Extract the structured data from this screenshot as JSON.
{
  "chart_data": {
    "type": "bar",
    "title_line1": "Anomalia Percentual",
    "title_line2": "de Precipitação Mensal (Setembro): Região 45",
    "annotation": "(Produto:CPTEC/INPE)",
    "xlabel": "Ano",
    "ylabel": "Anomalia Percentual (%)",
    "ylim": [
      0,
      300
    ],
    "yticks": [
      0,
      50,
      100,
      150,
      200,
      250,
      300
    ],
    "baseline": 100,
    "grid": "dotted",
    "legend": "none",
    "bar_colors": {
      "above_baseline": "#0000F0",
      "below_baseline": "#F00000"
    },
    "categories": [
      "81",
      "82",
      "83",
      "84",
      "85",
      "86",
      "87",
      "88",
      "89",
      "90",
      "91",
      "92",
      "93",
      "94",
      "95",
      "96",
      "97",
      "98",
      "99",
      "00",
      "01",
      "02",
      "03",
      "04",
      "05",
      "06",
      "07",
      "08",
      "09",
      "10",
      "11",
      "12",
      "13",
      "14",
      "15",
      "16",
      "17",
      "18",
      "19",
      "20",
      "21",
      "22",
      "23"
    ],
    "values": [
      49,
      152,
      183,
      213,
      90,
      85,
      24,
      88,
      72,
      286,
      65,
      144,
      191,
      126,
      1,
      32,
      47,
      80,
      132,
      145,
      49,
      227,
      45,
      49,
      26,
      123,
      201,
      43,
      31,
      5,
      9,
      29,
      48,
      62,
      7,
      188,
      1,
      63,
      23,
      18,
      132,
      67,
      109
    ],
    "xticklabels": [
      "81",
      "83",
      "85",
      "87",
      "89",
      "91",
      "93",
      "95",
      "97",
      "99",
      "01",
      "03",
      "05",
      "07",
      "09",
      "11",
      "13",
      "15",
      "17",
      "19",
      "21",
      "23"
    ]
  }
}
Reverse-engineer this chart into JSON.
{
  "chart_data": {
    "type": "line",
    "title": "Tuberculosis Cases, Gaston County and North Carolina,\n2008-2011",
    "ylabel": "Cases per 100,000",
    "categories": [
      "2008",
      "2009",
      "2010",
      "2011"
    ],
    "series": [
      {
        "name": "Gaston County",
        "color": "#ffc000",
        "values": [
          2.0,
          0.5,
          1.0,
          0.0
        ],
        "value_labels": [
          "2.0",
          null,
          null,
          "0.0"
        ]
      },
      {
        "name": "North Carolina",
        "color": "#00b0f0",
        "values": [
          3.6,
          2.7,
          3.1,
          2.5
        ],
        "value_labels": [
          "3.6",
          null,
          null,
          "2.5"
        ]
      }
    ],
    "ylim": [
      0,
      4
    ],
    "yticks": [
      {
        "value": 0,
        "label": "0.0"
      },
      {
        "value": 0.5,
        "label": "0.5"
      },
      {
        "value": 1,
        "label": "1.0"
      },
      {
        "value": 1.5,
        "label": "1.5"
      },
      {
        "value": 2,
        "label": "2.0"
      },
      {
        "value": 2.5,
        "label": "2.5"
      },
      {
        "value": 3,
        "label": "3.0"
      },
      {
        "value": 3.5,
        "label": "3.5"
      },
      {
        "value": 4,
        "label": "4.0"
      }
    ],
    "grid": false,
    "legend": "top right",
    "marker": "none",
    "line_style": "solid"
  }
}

To be done
Retype the material above, line by line, exactly.

Expected output
Extract the structured data from this screenshot as JSON.
{
  "chart_data": {
    "type": "bar",
    "title_line1": "Anomalia Percentual",
    "title_line2": "de Precipitação Mensal (Setembro): Região 45",
    "annotation": "(Produto:CPTEC/INPE)",
    "xlabel": "Ano",
    "ylabel": "Anomalia Percentual (%)",
    "ylim": [
      0,
      300
    ],
    "yticks": [
      0,
      50,
      100,
      150,
      200,
      250,
      300
    ],
    "baseline": 100,
    "grid": "dotted",
    "legend": "none",
    "bar_colors": {
      "above_baseline": "#0000F0",
      "below_baseline": "#F00000"
    },
    "categories": [
      "81",
      "82",
      "83",
      "84",
      "85",
      "86",
      "87",
      "88",
      "89",
      "90",
      "91",
      "92",
      "93",
      "94",
      "95",
      "96",
      "97",
      "98",
      "99",
      "00",
      "01",
      "02",
      "03",
      "04",
      "05",
      "06",
      "07",
      "08",
      "09",
      "10",
      "11",
      "12",
      "13",
      "14",
      "15",
      "16",
      "17",
      "18",
      "19",
      "20",
      "21",
      "22",
      "23"
    ],
    "values": [
      49,
      152,
      183,
      213,
      90,
      85,
      24,
      88,
      72,
      286,
      65,
      144,
      191,
      126,
      1,
      32,
      47,
      80,
      132,
      145,
      49,
      227,
      45,
      49,
      26,
      123,
      201,
      43,
      31,
      5,
      9,
      29,
      48,
      62,
      7,
      188,
      1,
      63,
      23,
      18,
      132,
      67,
      109
    ],
    "xticklabels": [
      "81",
      "83",
      "85",
      "87",
      "89",
      "91",
      "93",
      "95",
      "97",
      "99",
      "01",
      "03",
      "05",
      "07",
      "09",
      "11",
      "13",
      "15",
      "17",
      "19",
      "21",
      "23"
    ]
  }
}
Reverse-engineer this chart into JSON.
{
  "chart_data": {
    "type": "line",
    "title": "Tuberculosis Cases, Gaston County and North Carolina,\n2008-2011",
    "ylabel": "Cases per 100,000",
    "categories": [
      "2008",
      "2009",
      "2010",
      "2011"
    ],
    "series": [
      {
        "name": "Gaston County",
        "color": "#ffc000",
        "values": [
          2.0,
          0.5,
          1.0,
          0.0
        ],
        "value_labels": [
          "2.0",
          null,
          null,
          "0.0"
        ]
      },
      {
        "name": "North Carolina",
        "color": "#00b0f0",
        "values": [
          3.6,
          2.7,
          3.1,
          2.5
        ],
        "value_labels": [
          "3.6",
          null,
          null,
          "2.5"
        ]
      }
    ],
    "ylim": [
      0,
      4
    ],
    "yticks": [
      {
        "value": 0,
        "label": "0.0"
      },
      {
        "value": 0.5,
        "label": "0.5"
      },
      {
        "value": 1,
        "label": "1.0"
      },
      {
        "value": 1.5,
        "label": "1.5"
      },
      {
        "value": 2,
        "label": "2.0"
      },
      {
        "value": 2.5,
        "label": "2.5"
      },
      {
        "value": 3,
        "label": "3.0"
      },
      {
        "value": 3.5,
        "label": "3.5"
      },
      {
        "value": 4,
        "label": "4.0"
      }
    ],
    "grid": false,
    "legend": "top right",
    "marker": "none",
    "line_style": "solid"
  }
}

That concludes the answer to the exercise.